What to produce -
Lines that hold the word "document" should be located and copied.
________________________________________
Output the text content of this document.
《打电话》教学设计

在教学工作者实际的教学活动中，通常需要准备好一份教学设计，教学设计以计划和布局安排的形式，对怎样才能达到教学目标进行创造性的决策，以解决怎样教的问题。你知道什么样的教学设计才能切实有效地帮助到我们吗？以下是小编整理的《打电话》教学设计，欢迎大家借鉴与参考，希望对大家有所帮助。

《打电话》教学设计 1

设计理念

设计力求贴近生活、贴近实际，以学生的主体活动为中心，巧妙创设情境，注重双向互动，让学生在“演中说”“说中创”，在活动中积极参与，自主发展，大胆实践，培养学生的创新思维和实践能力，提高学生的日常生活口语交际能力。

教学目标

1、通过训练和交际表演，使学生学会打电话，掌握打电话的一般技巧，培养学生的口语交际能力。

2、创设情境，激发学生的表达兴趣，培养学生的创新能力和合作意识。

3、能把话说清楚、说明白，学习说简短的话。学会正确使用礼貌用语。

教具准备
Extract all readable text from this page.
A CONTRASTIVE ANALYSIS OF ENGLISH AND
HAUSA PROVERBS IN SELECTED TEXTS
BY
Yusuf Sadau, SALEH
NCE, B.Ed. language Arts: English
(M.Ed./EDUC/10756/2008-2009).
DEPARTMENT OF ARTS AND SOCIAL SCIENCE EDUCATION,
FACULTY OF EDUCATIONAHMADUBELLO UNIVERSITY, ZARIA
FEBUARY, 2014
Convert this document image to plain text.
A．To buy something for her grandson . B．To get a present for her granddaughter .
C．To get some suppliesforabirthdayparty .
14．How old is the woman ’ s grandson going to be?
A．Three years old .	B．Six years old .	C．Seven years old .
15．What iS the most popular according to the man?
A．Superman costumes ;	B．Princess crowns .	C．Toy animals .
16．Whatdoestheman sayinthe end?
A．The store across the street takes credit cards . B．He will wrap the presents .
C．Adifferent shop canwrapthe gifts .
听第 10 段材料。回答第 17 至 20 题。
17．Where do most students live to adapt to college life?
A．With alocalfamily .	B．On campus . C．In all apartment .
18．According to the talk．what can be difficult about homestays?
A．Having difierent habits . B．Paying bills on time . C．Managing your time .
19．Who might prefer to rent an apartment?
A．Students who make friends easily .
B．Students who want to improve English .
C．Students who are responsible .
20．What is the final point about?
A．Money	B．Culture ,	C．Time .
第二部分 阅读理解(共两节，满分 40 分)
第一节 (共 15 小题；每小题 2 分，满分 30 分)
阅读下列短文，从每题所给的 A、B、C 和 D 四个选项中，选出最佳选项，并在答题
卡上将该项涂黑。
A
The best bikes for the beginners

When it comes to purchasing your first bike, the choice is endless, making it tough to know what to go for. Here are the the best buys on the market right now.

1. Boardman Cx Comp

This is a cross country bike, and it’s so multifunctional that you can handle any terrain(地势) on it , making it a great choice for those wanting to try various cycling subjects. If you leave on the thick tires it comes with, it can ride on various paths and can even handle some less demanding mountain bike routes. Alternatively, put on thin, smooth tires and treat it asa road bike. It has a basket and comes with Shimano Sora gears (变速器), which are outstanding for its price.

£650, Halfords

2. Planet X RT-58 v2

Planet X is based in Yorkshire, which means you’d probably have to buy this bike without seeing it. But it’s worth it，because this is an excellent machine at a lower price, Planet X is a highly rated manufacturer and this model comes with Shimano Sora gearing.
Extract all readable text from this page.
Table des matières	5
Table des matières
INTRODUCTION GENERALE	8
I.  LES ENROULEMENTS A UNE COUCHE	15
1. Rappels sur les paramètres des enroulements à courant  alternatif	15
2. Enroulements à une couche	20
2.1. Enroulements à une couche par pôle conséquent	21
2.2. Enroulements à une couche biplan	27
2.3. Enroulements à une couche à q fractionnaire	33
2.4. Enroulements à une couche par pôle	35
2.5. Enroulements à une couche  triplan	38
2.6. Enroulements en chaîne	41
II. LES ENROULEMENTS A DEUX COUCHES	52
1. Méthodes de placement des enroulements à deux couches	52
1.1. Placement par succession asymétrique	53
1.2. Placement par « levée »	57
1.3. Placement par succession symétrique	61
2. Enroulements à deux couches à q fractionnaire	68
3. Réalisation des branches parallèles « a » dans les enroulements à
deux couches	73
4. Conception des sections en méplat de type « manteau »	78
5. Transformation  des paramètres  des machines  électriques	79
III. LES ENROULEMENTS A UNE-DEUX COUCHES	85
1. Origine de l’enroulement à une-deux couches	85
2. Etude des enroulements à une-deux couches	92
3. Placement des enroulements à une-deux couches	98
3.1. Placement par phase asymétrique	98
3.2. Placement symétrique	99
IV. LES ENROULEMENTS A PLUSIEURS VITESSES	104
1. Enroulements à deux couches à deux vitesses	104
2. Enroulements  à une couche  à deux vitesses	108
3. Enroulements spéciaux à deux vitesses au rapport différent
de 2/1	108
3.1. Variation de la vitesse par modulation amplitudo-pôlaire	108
________________________________________
Solution for this problem -
Output the text content of this document.
Convert this document image to plain text.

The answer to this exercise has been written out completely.